▸ WHAT TO WORK ON: Reproduce the records below exactly, starting at their first line and ending with the line that contains "data-label: 3,444 [611, 293, 652, 308]", and output only those lines.

# start of GIVEN RECORDS

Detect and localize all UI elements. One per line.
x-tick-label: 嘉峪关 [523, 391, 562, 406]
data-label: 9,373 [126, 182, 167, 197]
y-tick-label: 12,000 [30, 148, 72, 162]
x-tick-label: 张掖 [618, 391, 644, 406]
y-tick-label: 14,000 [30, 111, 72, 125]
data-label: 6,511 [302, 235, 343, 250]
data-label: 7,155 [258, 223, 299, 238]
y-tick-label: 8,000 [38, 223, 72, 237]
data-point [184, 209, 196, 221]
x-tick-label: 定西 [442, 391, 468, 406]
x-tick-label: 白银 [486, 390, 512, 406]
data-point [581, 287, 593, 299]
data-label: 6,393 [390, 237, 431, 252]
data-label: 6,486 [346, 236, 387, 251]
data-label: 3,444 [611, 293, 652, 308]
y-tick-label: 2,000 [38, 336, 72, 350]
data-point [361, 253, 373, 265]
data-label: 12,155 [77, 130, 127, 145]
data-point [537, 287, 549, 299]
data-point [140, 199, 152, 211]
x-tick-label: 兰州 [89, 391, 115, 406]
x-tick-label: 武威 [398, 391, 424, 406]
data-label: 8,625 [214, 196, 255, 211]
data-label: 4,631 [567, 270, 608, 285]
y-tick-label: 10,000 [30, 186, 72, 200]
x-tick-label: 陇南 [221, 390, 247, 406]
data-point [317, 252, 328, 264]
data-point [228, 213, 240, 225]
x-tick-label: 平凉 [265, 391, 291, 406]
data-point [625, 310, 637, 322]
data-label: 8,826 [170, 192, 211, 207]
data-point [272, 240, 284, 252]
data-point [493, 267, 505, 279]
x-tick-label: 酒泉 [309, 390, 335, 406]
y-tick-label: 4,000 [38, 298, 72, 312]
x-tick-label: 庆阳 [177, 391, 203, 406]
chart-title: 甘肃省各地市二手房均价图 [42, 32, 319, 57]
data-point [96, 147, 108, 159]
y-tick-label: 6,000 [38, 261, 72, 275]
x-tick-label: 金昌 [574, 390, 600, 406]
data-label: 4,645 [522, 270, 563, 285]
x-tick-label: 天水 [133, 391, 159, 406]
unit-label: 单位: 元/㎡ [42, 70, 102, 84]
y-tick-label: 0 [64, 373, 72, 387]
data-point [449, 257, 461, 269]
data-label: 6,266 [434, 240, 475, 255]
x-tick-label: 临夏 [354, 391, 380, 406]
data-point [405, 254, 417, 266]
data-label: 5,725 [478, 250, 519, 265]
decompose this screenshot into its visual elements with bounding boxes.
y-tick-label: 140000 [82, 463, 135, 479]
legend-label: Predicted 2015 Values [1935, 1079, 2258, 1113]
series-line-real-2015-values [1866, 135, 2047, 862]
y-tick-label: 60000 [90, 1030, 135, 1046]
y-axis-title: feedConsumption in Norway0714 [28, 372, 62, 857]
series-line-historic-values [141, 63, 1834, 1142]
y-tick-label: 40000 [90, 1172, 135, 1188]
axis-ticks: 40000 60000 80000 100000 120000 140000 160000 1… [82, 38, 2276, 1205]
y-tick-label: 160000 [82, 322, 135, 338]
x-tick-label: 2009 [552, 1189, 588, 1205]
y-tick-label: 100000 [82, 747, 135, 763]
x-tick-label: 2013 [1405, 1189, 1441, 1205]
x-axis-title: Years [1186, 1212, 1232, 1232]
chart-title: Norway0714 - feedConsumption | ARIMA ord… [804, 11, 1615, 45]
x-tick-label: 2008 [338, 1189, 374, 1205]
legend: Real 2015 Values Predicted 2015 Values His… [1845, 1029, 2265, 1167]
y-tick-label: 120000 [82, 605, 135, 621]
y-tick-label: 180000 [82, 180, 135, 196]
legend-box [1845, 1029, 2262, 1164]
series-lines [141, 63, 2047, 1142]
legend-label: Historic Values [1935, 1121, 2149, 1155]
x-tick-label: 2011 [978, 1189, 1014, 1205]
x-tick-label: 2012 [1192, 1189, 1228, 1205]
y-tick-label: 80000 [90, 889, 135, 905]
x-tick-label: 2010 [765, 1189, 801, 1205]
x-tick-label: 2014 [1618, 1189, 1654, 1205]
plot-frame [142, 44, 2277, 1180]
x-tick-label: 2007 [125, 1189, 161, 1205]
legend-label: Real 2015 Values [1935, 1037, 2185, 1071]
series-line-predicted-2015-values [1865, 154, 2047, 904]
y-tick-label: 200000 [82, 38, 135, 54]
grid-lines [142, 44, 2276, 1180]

# end of GIVEN RECORDS

▸ CORRECT RESPONSE:
Detect and localize all UI elements. One per line.
x-tick-label: 嘉峪关 [523, 391, 562, 406]
data-label: 9,373 [126, 182, 167, 197]
y-tick-label: 12,000 [30, 148, 72, 162]
x-tick-label: 张掖 [618, 391, 644, 406]
y-tick-label: 14,000 [30, 111, 72, 125]
data-label: 6,511 [302, 235, 343, 250]
data-label: 7,155 [258, 223, 299, 238]
y-tick-label: 8,000 [38, 223, 72, 237]
data-point [184, 209, 196, 221]
x-tick-label: 定西 [442, 391, 468, 406]
x-tick-label: 白银 [486, 390, 512, 406]
data-point [581, 287, 593, 299]
data-label: 6,393 [390, 237, 431, 252]
data-label: 6,486 [346, 236, 387, 251]
data-label: 3,444 [611, 293, 652, 308]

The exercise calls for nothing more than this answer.